Job:
Tell how many lines contain the word "ÖZEL". Reply with the number only.

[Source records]
-=-=-
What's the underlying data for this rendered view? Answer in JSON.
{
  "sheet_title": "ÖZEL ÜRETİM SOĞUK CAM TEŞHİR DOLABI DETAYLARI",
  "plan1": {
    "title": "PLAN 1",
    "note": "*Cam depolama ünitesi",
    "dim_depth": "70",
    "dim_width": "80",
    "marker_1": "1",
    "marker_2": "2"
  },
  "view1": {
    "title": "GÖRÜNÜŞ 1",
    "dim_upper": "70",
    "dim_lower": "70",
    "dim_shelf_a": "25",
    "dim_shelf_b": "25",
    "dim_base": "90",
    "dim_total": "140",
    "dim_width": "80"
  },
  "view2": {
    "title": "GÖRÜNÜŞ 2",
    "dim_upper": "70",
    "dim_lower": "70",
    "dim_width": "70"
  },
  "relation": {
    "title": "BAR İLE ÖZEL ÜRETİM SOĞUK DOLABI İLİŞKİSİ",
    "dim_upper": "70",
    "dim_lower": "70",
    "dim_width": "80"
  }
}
-=-=-
Response to this exercise:
2